Given exercise:
Copy out each line below that has the word "Spanish" in it.

(Dataset items)
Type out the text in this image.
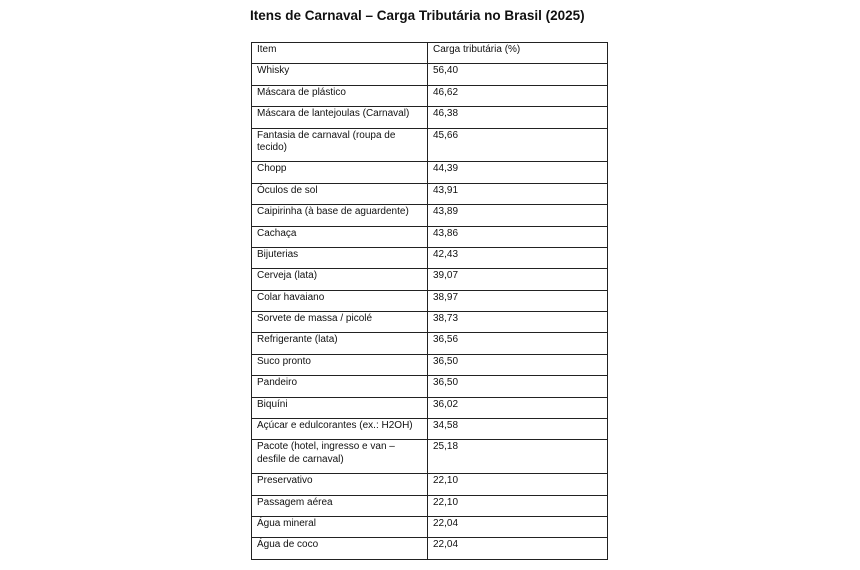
Itens de Carnaval – Carga Tributária no Brasil (2025)
Item	Carga tributária (%)
Whisky	56,40
Máscara de plástico	46,62
Máscara de lantejoulas (Carnaval)	46,38
Fantasia de carnaval (roupa de tecido)	45,66
Chopp	44,39
Óculos de sol	43,91
Caipirinha (à base de aguardente)	43,89
Cachaça	43,86
Bijuterias	42,43
Cerveja (lata)	39,07
Colar havaiano	38,97
Sorvete de massa / picolé	38,73
Refrigerante (lata)	36,56
Suco pronto	36,50
Pandeiro	36,50
Biquíni	36,02
Açúcar e edulcorantes (ex.: H2OH)	34,58
Pacote (hotel, ingresso e van – desfile de carnaval)	25,18
Preservativo	22,10
Passagem aérea	22,10
Água mineral	22,04
Água de coco	22,04
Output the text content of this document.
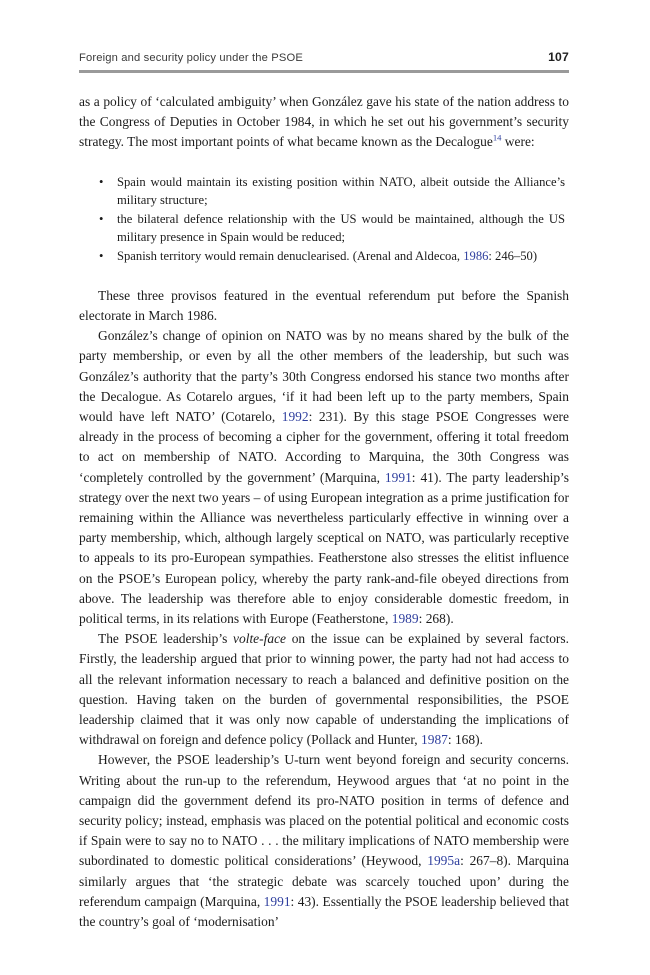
Foreign and security policy under the PSOE	107

as a policy of ‘calculated ambiguity’ when González gave his state of the nation address to the Congress of Deputies in October 1984, in which he set out his government’s security strategy. The most important points of what became known as the Decalogue$^{14}$ were:

• Spain would maintain its existing position within NATO, albeit outside the Alliance’s military structure;
• the bilateral defence relationship with the US would be maintained, although the US military presence in Spain would be reduced;
• Spanish territory would remain denuclearised. (Arenal and Aldecoa, 1986: 246–50)

These three provisos featured in the eventual referendum put before the Spanish electorate in March 1986.

González’s change of opinion on NATO was by no means shared by the bulk of the party membership, or even by all the other members of the leadership, but such was González’s authority that the party’s 30th Congress endorsed his stance two months after the Decalogue. As Cotarelo argues, ‘if it had been left up to the party members, Spain would have left NATO’ (Cotarelo, 1992: 231). By this stage PSOE Congresses were already in the process of becoming a cipher for the government, offering it total freedom to act on membership of NATO. According to Marquina, the 30th Congress was ‘completely controlled by the government’ (Marquina, 1991: 41). The party leadership’s strategy over the next two years – of using European integration as a prime justification for remaining within the Alliance was nevertheless particularly effective in winning over a party membership, which, although largely sceptical on NATO, was particularly receptive to appeals to its pro-European sympathies. Featherstone also stresses the elitist influence on the PSOE’s European policy, whereby the party rank-and-file obeyed directions from above. The leadership was therefore able to enjoy considerable domestic freedom, in political terms, in its relations with Europe (Featherstone, 1989: 268).

The PSOE leadership’s volte-face on the issue can be explained by several factors. Firstly, the leadership argued that prior to winning power, the party had not had access to all the relevant information necessary to reach a balanced and definitive position on the question. Having taken on the burden of governmental responsibilities, the PSOE leadership claimed that it was only now capable of understanding the implications of withdrawal on foreign and defence policy (Pollack and Hunter, 1987: 168).

However, the PSOE leadership’s U-turn went beyond foreign and security concerns. Writing about the run-up to the referendum, Heywood argues that ‘at no point in the campaign did the government defend its pro-NATO position in terms of defence and security policy; instead, emphasis was placed on the potential political and economic costs if Spain were to say no to NATO . . . the military implications of NATO membership were subordinated to domestic political considerations’ (Heywood, 1995a: 267–8). Marquina similarly argues that ‘the strategic debate was scarcely touched upon’ during the referendum campaign (Marquina, 1991: 43). Essentially the PSOE leadership believed that the country’s goal of ‘modernisation’
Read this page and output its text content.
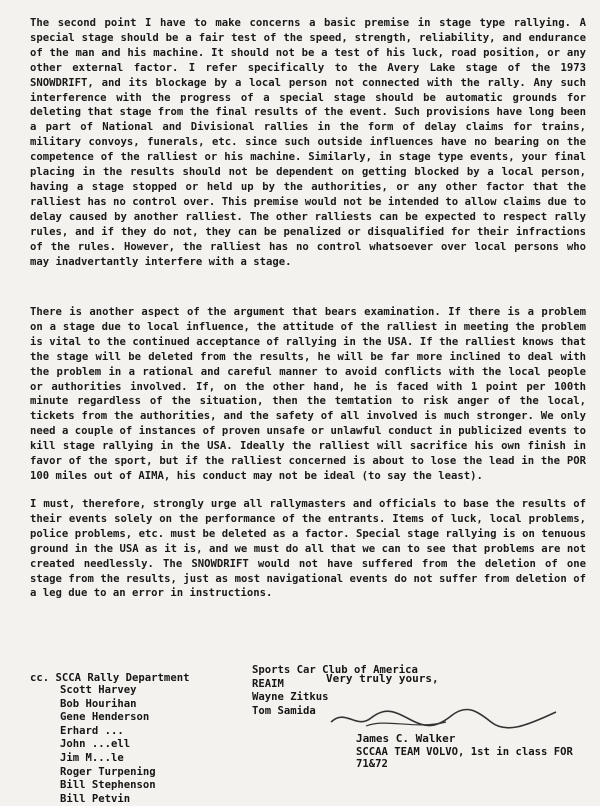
The second point I have to make concerns a basic premise in stage type rallying. A special stage should be a fair test of the speed, strength, reliability, and endurance of the man and his machine. It should not be a test of his luck, road position, or any other external factor. I refer specifically to the Avery Lake stage of the 1973 SNOWDRIFT, and its blockage by a local person not connected with the rally. Any such interference with the progress of a special stage should be automatic grounds for deleting that stage from the final results of the event. Such provisions have long been a part of National and Divisional rallies in the form of delay claims for trains, military convoys, funerals, etc. since such outside influences have no bearing on the competence of the ralliest or his machine. Similarly, in stage type events, your final placing in the results should not be dependent on getting blocked by a local person, having a stage stopped or held up by the authorities, or any other factor that the ralliest has no control over. This premise would not be intended to allow claims due to delay caused by another ralliest. The other ralliests can be expected to respect rally rules, and if they do not, they can be penalized or disqualified for their infractions of the rules. However, the ralliest has no control whatsoever over local persons who may inadvertantly interfere with a stage.

There is another aspect of the argument that bears examination. If there is a problem on a stage due to local influence, the attitude of the ralliest in meeting the problem is vital to the continued acceptance of rallying in the USA. If the ralliest knows that the stage will be deleted from the results, he will be far more inclined to deal with the problem in a rational and careful manner to avoid conflicts with the local people or authorities involved. If, on the other hand, he is faced with 1 point per 100th minute regardless of the situation, then the temtation to risk anger of the local, tickets from the authorities, and the safety of all involved is much stronger. We only need a couple of instances of proven unsafe or unlawful conduct in publicized events to kill stage rallying in the USA. Ideally the ralliest will sacrifice his own finish in favor of the sport, but if the ralliest concerned is about to lose the lead in the POR 100 miles out of AIMA, his conduct may not be ideal (to say the least).

I must, therefore, strongly urge all rallymasters and officials to base the results of their events solely on the performance of the entrants. Items of luck, local problems, police problems, etc. must be deleted as a factor. Special stage rallying is on tenuous ground in the USA as it is, and we must do all that we can to see that problems are not created needlessly. The SNOWDRIFT would not have suffered from the deletion of one stage from the results, just as most navigational events do not suffer from deletion of a leg due to an error in instructions.

Very truly yours,
James C. Walker
SCCAA TEAM VOLVO, 1st in class FOR 71&72
cc. SCCA Rally Department
Scott Harvey
Bob Hourihan
Gene Henderson
Erhard ...
John ...ell
Jim M...le
Roger Turpening
Bill Stephenson
Bill Petvin
Sports Car Club of America
REAIM
Wayne Zitkus
Tom Samida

Output for this exercise:
• Spanish territory would remain denuclearised. (Arenal and Aldecoa, 1986: 246–50)
These three provisos featured in the eventual referendum put before the Spanish electorate in March 1986.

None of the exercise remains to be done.